Material:

— start —

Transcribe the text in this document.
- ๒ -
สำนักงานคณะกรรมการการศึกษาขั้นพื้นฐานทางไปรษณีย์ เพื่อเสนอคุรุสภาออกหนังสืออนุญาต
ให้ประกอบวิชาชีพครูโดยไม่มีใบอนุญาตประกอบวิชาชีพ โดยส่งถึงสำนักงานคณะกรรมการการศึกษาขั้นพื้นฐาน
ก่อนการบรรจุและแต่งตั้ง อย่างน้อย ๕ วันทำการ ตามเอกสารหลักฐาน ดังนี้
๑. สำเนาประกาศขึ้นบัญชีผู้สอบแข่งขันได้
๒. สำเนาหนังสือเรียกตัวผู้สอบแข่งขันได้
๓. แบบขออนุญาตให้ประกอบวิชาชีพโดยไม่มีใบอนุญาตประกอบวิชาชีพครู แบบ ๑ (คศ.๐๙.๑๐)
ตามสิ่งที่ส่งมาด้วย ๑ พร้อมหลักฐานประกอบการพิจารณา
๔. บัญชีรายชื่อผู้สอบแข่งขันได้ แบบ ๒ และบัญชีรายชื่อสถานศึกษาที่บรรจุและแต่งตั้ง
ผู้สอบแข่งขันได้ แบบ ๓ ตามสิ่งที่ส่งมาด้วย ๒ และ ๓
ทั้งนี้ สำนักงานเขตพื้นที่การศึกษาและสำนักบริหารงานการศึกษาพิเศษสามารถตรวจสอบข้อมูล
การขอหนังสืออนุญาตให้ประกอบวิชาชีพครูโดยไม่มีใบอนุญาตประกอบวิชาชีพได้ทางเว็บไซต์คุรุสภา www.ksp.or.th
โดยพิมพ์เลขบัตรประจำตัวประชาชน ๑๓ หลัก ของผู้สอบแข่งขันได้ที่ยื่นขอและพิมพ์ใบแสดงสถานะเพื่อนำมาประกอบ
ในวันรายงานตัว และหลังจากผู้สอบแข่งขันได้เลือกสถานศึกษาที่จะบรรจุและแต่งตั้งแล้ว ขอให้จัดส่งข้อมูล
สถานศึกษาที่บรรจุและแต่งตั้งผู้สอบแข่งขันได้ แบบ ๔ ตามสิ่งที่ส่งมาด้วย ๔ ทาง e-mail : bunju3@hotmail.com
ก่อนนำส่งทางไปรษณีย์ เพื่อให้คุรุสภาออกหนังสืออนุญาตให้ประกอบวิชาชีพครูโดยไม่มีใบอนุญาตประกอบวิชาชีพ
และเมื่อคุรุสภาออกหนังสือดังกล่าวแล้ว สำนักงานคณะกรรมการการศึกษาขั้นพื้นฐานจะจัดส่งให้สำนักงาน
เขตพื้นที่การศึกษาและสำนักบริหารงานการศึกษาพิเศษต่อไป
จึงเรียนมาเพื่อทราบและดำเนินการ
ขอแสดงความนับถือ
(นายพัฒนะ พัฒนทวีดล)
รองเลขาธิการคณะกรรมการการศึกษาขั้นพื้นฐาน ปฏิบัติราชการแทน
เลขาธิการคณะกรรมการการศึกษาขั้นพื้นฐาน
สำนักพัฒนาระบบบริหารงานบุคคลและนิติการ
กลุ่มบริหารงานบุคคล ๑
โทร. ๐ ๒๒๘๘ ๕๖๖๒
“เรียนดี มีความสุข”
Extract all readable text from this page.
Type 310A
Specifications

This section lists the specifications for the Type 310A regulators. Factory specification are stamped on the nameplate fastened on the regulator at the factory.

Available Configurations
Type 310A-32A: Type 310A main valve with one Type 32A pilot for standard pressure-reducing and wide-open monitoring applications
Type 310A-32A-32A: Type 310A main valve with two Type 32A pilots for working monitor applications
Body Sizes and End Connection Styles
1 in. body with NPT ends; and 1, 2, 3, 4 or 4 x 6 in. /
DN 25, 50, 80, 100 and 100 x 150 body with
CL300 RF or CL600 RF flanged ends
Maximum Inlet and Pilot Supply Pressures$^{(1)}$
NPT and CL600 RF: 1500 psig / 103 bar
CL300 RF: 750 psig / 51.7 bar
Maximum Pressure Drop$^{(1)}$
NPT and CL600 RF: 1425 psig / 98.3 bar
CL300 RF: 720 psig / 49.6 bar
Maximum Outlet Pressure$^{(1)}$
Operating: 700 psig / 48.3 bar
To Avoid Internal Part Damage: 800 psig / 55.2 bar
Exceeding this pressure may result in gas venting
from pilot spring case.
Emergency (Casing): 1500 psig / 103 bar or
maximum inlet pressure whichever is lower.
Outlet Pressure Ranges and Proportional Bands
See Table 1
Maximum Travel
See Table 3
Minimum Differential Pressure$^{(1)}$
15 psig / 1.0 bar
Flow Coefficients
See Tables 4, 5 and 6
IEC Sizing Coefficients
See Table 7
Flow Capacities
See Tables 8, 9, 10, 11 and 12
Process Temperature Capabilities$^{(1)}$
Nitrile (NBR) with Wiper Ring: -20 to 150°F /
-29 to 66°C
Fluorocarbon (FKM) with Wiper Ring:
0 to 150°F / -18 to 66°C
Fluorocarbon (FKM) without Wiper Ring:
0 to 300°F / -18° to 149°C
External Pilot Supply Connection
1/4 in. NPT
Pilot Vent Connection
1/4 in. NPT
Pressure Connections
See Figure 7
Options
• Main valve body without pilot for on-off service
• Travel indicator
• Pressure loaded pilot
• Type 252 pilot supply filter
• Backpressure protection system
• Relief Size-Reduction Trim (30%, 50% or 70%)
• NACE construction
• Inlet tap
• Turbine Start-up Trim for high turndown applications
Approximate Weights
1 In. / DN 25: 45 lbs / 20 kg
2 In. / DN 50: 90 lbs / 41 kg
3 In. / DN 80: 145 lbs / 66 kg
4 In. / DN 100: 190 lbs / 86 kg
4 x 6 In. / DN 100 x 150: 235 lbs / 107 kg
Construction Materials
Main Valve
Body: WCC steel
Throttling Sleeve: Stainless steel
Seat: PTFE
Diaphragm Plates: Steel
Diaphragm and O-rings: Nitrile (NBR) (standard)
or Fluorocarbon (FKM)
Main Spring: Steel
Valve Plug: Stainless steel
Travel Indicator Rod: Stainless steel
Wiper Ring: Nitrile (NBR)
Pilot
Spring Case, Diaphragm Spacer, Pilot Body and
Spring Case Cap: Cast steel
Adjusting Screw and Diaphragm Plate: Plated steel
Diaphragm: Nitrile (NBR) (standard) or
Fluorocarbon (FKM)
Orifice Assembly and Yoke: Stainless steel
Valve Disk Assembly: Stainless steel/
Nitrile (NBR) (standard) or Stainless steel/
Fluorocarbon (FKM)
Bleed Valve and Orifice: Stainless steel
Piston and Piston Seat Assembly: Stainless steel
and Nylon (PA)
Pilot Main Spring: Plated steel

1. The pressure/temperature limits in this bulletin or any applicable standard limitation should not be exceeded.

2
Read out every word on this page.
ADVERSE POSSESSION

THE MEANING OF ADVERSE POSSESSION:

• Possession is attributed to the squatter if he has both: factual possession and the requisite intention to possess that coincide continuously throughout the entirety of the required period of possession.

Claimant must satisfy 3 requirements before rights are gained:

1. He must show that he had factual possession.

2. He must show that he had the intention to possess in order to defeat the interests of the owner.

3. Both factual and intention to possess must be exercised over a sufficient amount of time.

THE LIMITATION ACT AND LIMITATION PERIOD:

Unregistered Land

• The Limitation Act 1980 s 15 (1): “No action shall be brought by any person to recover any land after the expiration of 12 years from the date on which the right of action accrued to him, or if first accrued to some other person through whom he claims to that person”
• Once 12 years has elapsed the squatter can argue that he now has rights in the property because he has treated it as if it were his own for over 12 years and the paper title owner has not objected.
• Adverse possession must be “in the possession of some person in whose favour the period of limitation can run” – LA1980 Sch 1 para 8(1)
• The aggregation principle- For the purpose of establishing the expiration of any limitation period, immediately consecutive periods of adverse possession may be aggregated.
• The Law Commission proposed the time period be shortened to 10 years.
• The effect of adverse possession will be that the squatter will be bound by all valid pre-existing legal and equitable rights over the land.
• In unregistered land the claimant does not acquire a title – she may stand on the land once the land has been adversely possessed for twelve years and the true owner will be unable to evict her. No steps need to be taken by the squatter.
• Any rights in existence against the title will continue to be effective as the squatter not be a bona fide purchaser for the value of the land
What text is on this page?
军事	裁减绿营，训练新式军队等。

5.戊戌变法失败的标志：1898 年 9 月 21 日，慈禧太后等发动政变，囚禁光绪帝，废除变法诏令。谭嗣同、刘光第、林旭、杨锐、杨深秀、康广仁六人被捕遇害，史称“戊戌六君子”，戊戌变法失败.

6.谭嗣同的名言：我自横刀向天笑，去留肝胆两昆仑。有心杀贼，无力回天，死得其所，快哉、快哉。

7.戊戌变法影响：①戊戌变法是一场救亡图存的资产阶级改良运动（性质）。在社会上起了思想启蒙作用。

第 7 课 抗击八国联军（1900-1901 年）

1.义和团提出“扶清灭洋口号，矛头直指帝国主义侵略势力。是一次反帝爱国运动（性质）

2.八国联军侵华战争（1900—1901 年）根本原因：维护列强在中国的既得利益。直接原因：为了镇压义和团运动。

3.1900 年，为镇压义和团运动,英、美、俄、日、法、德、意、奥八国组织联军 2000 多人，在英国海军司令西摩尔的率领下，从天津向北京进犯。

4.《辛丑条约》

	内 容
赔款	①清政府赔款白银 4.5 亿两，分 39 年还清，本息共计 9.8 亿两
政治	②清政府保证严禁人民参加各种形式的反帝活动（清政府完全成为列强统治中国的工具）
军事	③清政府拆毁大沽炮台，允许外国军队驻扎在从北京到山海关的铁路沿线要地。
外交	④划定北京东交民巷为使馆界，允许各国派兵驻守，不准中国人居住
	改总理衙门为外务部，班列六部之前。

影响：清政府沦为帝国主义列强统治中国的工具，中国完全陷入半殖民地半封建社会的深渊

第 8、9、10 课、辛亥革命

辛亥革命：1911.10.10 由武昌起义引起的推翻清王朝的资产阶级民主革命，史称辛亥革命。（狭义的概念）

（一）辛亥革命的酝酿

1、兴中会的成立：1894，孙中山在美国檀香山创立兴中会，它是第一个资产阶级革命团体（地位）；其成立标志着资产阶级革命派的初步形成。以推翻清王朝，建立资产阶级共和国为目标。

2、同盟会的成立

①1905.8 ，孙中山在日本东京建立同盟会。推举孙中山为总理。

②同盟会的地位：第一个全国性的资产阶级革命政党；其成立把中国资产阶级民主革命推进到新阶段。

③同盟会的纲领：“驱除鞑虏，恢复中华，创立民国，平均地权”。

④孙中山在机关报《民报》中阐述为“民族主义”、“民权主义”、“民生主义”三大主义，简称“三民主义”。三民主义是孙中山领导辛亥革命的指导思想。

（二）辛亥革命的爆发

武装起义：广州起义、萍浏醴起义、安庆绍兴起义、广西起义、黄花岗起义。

— end —

Given problem:
Select from the material above each line in which the string "ตามส" appears, and list those lines.

Expected answer:
ตามสิ่งที่ส่งมาด้วย ๑ พร้อมหลักฐานประกอบการพิจารณา
ผู้สอบแข่งขันได้ แบบ ๓ ตามสิ่งที่ส่งมาด้วย ๒ และ ๓
สถานศึกษาที่บรรจุและแต่งตั้งผู้สอบแข่งขันได้ แบบ ๔ ตามสิ่งที่ส่งมาด้วย ๔ ทาง e-mail : bunju3@hotmail.com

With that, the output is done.